[The request] Identify the line in which "What data populates" appears, then reproduce that line and all remaining lines of the records word for word.

[Source records]
-=-=-=-=-

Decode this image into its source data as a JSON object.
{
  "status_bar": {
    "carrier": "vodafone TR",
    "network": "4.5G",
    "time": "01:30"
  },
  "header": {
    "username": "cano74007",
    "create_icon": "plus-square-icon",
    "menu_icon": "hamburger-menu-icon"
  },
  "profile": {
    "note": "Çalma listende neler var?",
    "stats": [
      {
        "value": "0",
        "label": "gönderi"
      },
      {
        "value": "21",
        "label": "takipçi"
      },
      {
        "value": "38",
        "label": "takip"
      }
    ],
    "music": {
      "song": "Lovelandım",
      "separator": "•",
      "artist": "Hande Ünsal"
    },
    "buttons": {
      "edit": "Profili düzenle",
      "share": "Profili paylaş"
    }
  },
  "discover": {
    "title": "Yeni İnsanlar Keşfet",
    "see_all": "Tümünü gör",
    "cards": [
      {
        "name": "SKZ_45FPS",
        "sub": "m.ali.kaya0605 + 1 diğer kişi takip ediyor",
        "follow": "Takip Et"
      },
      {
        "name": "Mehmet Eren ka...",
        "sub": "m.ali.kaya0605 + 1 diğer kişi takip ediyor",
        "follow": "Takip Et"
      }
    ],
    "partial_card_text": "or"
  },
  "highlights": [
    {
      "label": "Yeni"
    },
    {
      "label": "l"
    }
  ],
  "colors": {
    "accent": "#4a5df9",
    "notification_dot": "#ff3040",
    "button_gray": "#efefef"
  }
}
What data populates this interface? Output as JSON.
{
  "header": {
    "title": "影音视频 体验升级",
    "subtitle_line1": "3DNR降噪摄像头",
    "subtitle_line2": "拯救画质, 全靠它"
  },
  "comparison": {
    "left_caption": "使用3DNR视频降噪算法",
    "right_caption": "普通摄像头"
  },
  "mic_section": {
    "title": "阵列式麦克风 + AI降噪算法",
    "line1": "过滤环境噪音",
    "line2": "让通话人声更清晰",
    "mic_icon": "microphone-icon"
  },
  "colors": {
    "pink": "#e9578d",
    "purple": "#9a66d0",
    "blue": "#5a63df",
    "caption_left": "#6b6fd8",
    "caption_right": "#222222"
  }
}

-=-=-=-=-

[Correct response]
What data populates this interface? Output as JSON.
{
  "header": {
    "title": "影音视频 体验升级",
    "subtitle_line1": "3DNR降噪摄像头",
    "subtitle_line2": "拯救画质, 全靠它"
  },
  "comparison": {
    "left_caption": "使用3DNR视频降噪算法",
    "right_caption": "普通摄像头"
  },
  "mic_section": {
    "title": "阵列式麦克风 + AI降噪算法",
    "line1": "过滤环境噪音",
    "line2": "让通话人声更清晰",
    "mic_icon": "microphone-icon"
  },
  "colors": {
    "pink": "#e9578d",
    "purple": "#9a66d0",
    "blue": "#5a63df",
    "caption_left": "#6b6fd8",
    "caption_right": "#222222"
  }
}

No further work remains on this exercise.